### WRITTEN EXERCISE
Search the listing for the string "Högre" and copy every line that contains it.

Excerpt from a dataset:
━━━━━━━━━━

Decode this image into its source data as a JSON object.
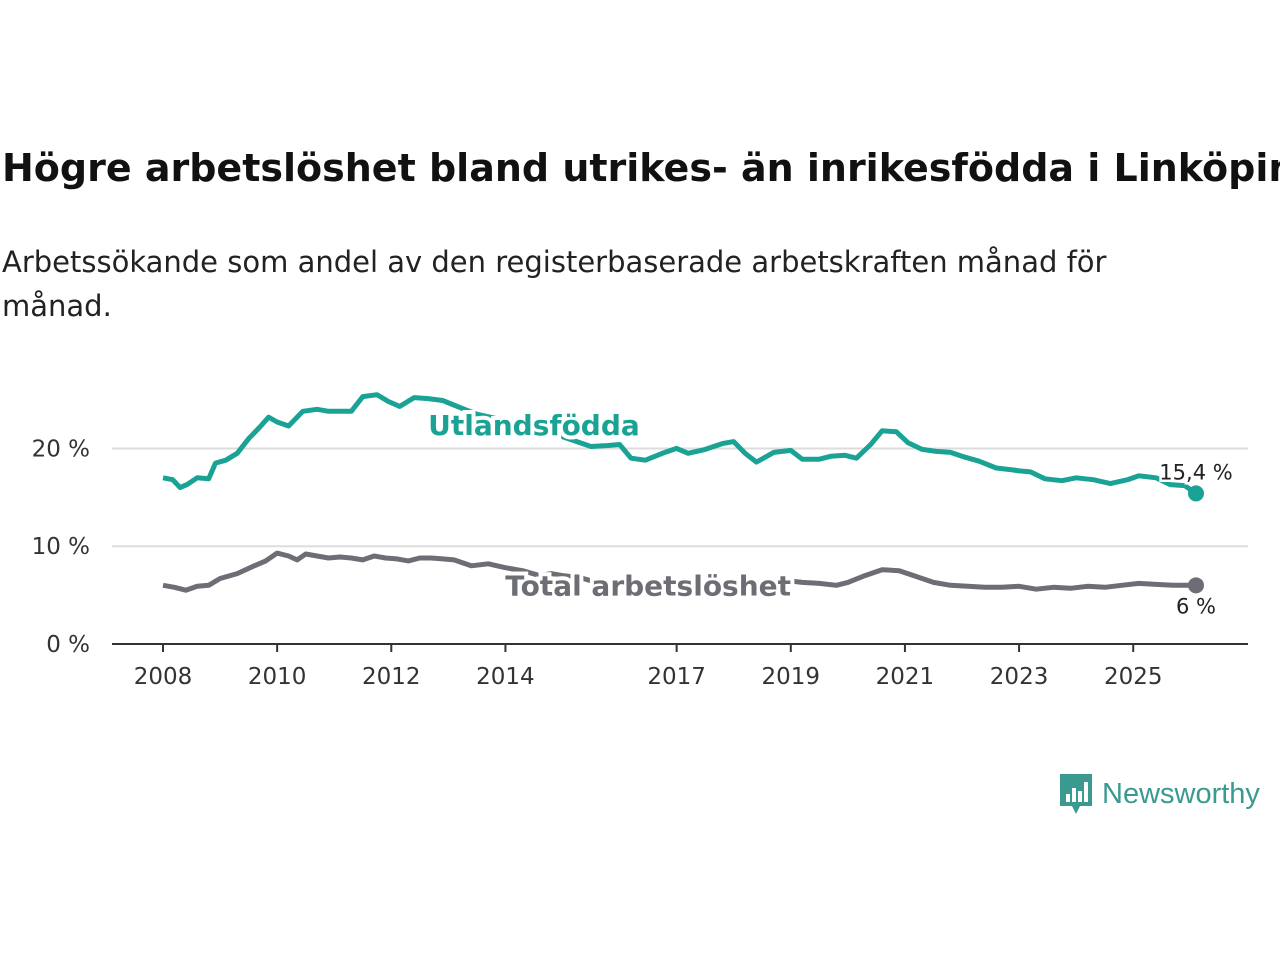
{
  "title": "Högre arbetslöshet bland utrikes- än inrikesfödda i Linköping",
  "subtitle": "Arbetssökande som andel av den registerbaserade arbetskraften månad för månad.",
  "brand": {
    "name": "Newsworthy",
    "color": "#3a9a8f",
    "icon": "newsworthy-logo-icon"
  },
  "chart_data": {
    "type": "line",
    "title": "Högre arbetslöshet bland utrikes- än inrikesfödda i Linköping",
    "xlabel": "",
    "ylabel": "",
    "xlim": [
      2008,
      2026.2
    ],
    "ylim": [
      0,
      27
    ],
    "yticks": [
      {
        "value": 0,
        "label": "0 %"
      },
      {
        "value": 10,
        "label": "10 %"
      },
      {
        "value": 20,
        "label": "20 %"
      }
    ],
    "xticks": [
      {
        "value": 2008,
        "label": "2008"
      },
      {
        "value": 2010,
        "label": "2010"
      },
      {
        "value": 2012,
        "label": "2012"
      },
      {
        "value": 2014,
        "label": "2014"
      },
      {
        "value": 2017,
        "label": "2017"
      },
      {
        "value": 2019,
        "label": "2019"
      },
      {
        "value": 2021,
        "label": "2021"
      },
      {
        "value": 2023,
        "label": "2023"
      },
      {
        "value": 2025,
        "label": "2025"
      }
    ],
    "grid": true,
    "series": [
      {
        "name": "Utlandsfödda",
        "color": "#1aa394",
        "end_label": "15,4 %",
        "points": [
          [
            2008.0,
            17.0
          ],
          [
            2008.17,
            16.8
          ],
          [
            2008.3,
            16.0
          ],
          [
            2008.42,
            16.3
          ],
          [
            2008.6,
            17.0
          ],
          [
            2008.8,
            16.9
          ],
          [
            2008.92,
            18.5
          ],
          [
            2009.1,
            18.8
          ],
          [
            2009.3,
            19.5
          ],
          [
            2009.5,
            21.0
          ],
          [
            2009.7,
            22.2
          ],
          [
            2009.85,
            23.2
          ],
          [
            2010.0,
            22.7
          ],
          [
            2010.2,
            22.3
          ],
          [
            2010.45,
            23.8
          ],
          [
            2010.7,
            24.0
          ],
          [
            2010.9,
            23.8
          ],
          [
            2011.1,
            23.8
          ],
          [
            2011.3,
            23.8
          ],
          [
            2011.5,
            25.3
          ],
          [
            2011.75,
            25.5
          ],
          [
            2011.95,
            24.8
          ],
          [
            2012.15,
            24.3
          ],
          [
            2012.4,
            25.2
          ],
          [
            2012.65,
            25.1
          ],
          [
            2012.9,
            24.9
          ],
          [
            2013.2,
            24.2
          ],
          [
            2013.5,
            23.5
          ],
          [
            2013.8,
            23.1
          ],
          [
            2014.1,
            22.8
          ],
          [
            2014.4,
            22.4
          ],
          [
            2014.7,
            21.6
          ],
          [
            2015.0,
            21.2
          ],
          [
            2015.2,
            20.8
          ],
          [
            2015.5,
            20.2
          ],
          [
            2015.8,
            20.3
          ],
          [
            2016.0,
            20.4
          ],
          [
            2016.2,
            19.0
          ],
          [
            2016.45,
            18.8
          ],
          [
            2016.75,
            19.5
          ],
          [
            2017.0,
            20.0
          ],
          [
            2017.2,
            19.5
          ],
          [
            2017.5,
            19.9
          ],
          [
            2017.8,
            20.5
          ],
          [
            2018.0,
            20.7
          ],
          [
            2018.2,
            19.5
          ],
          [
            2018.4,
            18.6
          ],
          [
            2018.7,
            19.6
          ],
          [
            2019.0,
            19.8
          ],
          [
            2019.2,
            18.9
          ],
          [
            2019.5,
            18.9
          ],
          [
            2019.7,
            19.2
          ],
          [
            2019.95,
            19.3
          ],
          [
            2020.15,
            19.0
          ],
          [
            2020.4,
            20.4
          ],
          [
            2020.6,
            21.8
          ],
          [
            2020.85,
            21.7
          ],
          [
            2021.05,
            20.6
          ],
          [
            2021.3,
            19.9
          ],
          [
            2021.55,
            19.7
          ],
          [
            2021.8,
            19.6
          ],
          [
            2022.0,
            19.2
          ],
          [
            2022.3,
            18.7
          ],
          [
            2022.6,
            18.0
          ],
          [
            2022.9,
            17.8
          ],
          [
            2023.0,
            17.7
          ],
          [
            2023.2,
            17.6
          ],
          [
            2023.45,
            16.9
          ],
          [
            2023.75,
            16.7
          ],
          [
            2024.0,
            17.0
          ],
          [
            2024.3,
            16.8
          ],
          [
            2024.6,
            16.4
          ],
          [
            2024.9,
            16.8
          ],
          [
            2025.1,
            17.2
          ],
          [
            2025.4,
            17.0
          ],
          [
            2025.65,
            16.3
          ],
          [
            2025.9,
            16.2
          ],
          [
            2026.1,
            15.4
          ]
        ]
      },
      {
        "name": "Total arbetslöshet",
        "color": "#6d6d75",
        "end_label": "6 %",
        "points": [
          [
            2008.0,
            6.0
          ],
          [
            2008.2,
            5.8
          ],
          [
            2008.4,
            5.5
          ],
          [
            2008.6,
            5.9
          ],
          [
            2008.8,
            6.0
          ],
          [
            2009.0,
            6.7
          ],
          [
            2009.3,
            7.2
          ],
          [
            2009.6,
            8.0
          ],
          [
            2009.8,
            8.5
          ],
          [
            2010.0,
            9.3
          ],
          [
            2010.2,
            9.0
          ],
          [
            2010.35,
            8.6
          ],
          [
            2010.5,
            9.2
          ],
          [
            2010.7,
            9.0
          ],
          [
            2010.9,
            8.8
          ],
          [
            2011.1,
            8.9
          ],
          [
            2011.3,
            8.8
          ],
          [
            2011.5,
            8.6
          ],
          [
            2011.7,
            9.0
          ],
          [
            2011.9,
            8.8
          ],
          [
            2012.1,
            8.7
          ],
          [
            2012.3,
            8.5
          ],
          [
            2012.5,
            8.8
          ],
          [
            2012.7,
            8.8
          ],
          [
            2012.9,
            8.7
          ],
          [
            2013.1,
            8.6
          ],
          [
            2013.4,
            8.0
          ],
          [
            2013.7,
            8.2
          ],
          [
            2014.0,
            7.8
          ],
          [
            2014.3,
            7.5
          ],
          [
            2014.6,
            7.0
          ],
          [
            2014.8,
            7.2
          ],
          [
            2015.0,
            7.0
          ],
          [
            2015.3,
            6.8
          ],
          [
            2015.6,
            6.3
          ],
          [
            2015.9,
            6.2
          ],
          [
            2016.2,
            6.5
          ],
          [
            2016.5,
            6.0
          ],
          [
            2016.8,
            6.1
          ],
          [
            2017.1,
            6.0
          ],
          [
            2017.4,
            5.9
          ],
          [
            2017.7,
            5.9
          ],
          [
            2018.0,
            6.0
          ],
          [
            2018.3,
            6.1
          ],
          [
            2018.6,
            6.3
          ],
          [
            2018.9,
            6.5
          ],
          [
            2019.2,
            6.3
          ],
          [
            2019.5,
            6.2
          ],
          [
            2019.8,
            6.0
          ],
          [
            2020.0,
            6.3
          ],
          [
            2020.3,
            7.0
          ],
          [
            2020.6,
            7.6
          ],
          [
            2020.9,
            7.5
          ],
          [
            2021.2,
            6.9
          ],
          [
            2021.5,
            6.3
          ],
          [
            2021.8,
            6.0
          ],
          [
            2022.1,
            5.9
          ],
          [
            2022.4,
            5.8
          ],
          [
            2022.7,
            5.8
          ],
          [
            2023.0,
            5.9
          ],
          [
            2023.3,
            5.6
          ],
          [
            2023.6,
            5.8
          ],
          [
            2023.9,
            5.7
          ],
          [
            2024.2,
            5.9
          ],
          [
            2024.5,
            5.8
          ],
          [
            2024.8,
            6.0
          ],
          [
            2025.1,
            6.2
          ],
          [
            2025.4,
            6.1
          ],
          [
            2025.7,
            6.0
          ],
          [
            2026.1,
            6.0
          ]
        ]
      }
    ]
  }
}
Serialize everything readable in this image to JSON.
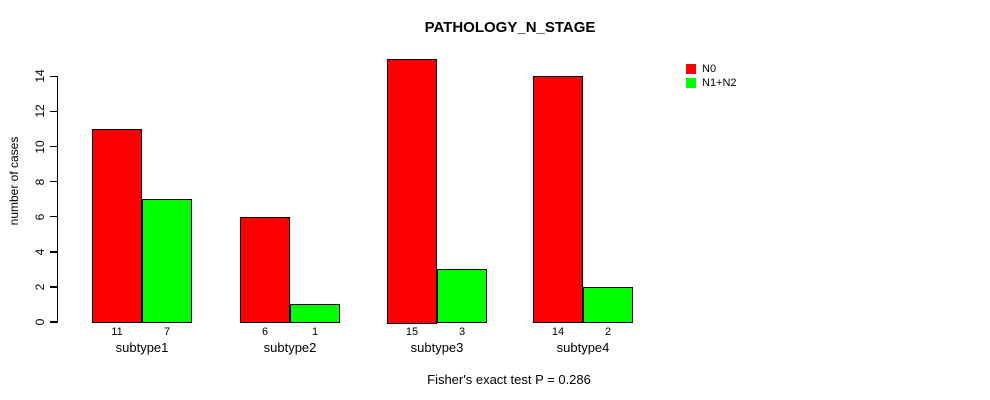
{
  "chart_data": {
    "type": "bar",
    "title": "PATHOLOGY_N_STAGE",
    "categories": [
      "subtype1",
      "subtype2",
      "subtype3",
      "subtype4"
    ],
    "series": [
      {
        "name": "N0",
        "color": "#ff0000",
        "values": [
          11,
          6,
          15,
          14
        ]
      },
      {
        "name": "N1+N2",
        "color": "#00ff00",
        "values": [
          7,
          1,
          3,
          2
        ]
      }
    ],
    "bar_value_labels": [
      [
        11,
        7
      ],
      [
        6,
        1
      ],
      [
        15,
        3
      ],
      [
        14,
        2
      ]
    ],
    "xlabel": "",
    "ylabel": "number of cases",
    "yticks": [
      0,
      2,
      4,
      6,
      8,
      10,
      12,
      14
    ],
    "ylim": [
      0,
      15
    ],
    "grid": false,
    "legend_position": "top-right",
    "annotation": "Fisher's exact test P = 0.286",
    "colors": {
      "background": "#ffffff",
      "axis": "#000000",
      "text": "#000000"
    }
  }
}
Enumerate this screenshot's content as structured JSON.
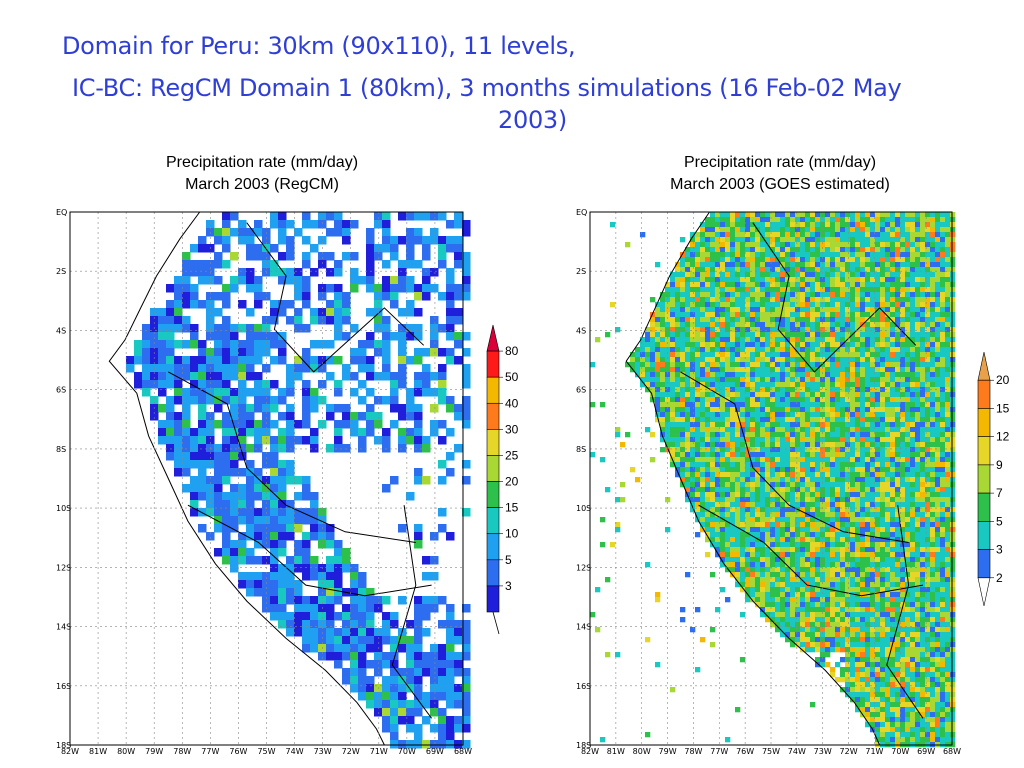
{
  "header": {
    "line1": "Domain for Peru: 30km (90x110), 11 levels,",
    "line2": "IC-BC: RegCM Domain 1 (80km),  3 months simulations (16 Feb-02 May",
    "line3": "2003)"
  },
  "maps": [
    {
      "title_line1": "Precipitation rate (mm/day)",
      "title_line2": "March 2003 (RegCM)",
      "lat_labels": [
        "EQ",
        "2S",
        "4S",
        "6S",
        "8S",
        "10S",
        "12S",
        "14S",
        "16S",
        "18S"
      ],
      "lon_labels": [
        "82W",
        "81W",
        "80W",
        "79W",
        "78W",
        "77W",
        "76W",
        "75W",
        "74W",
        "73W",
        "72W",
        "71W",
        "70W",
        "69W",
        "68W"
      ],
      "colorbar": {
        "levels": [
          "80",
          "50",
          "40",
          "30",
          "25",
          "20",
          "15",
          "10",
          "5",
          "3"
        ],
        "colors": [
          "#d9003a",
          "#ff1a1a",
          "#f5b800",
          "#ff7a1a",
          "#e6d628",
          "#a9d835",
          "#2dc04a",
          "#19c8c0",
          "#1fa0f0",
          "#2d6ef0",
          "#1e1edb"
        ]
      }
    },
    {
      "title_line1": "Precipitation rate (mm/day)",
      "title_line2": "March 2003 (GOES estimated)",
      "lat_labels": [
        "EQ",
        "2S",
        "4S",
        "6S",
        "8S",
        "10S",
        "12S",
        "14S",
        "16S",
        "18S"
      ],
      "lon_labels": [
        "82W",
        "81W",
        "80W",
        "79W",
        "78W",
        "77W",
        "76W",
        "75W",
        "74W",
        "73W",
        "72W",
        "71W",
        "70W",
        "69W",
        "68W"
      ],
      "colorbar": {
        "levels": [
          "20",
          "15",
          "12",
          "9",
          "7",
          "5",
          "3",
          "2"
        ],
        "colors": [
          "#e8a14a",
          "#ff7a1a",
          "#f5b800",
          "#e6d628",
          "#a9d835",
          "#2dc04a",
          "#19c8c0",
          "#2d6ef0",
          "#ffffff"
        ]
      }
    }
  ]
}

━━━━━━━━━━

### OUTPUT FOR THIS EXERCISE
  "title": "Högre arbetslöshet bland utrikes- än inrikesfödda i Linköping",
    "title": "Högre arbetslöshet bland utrikes- än inrikesfödda i Linköping",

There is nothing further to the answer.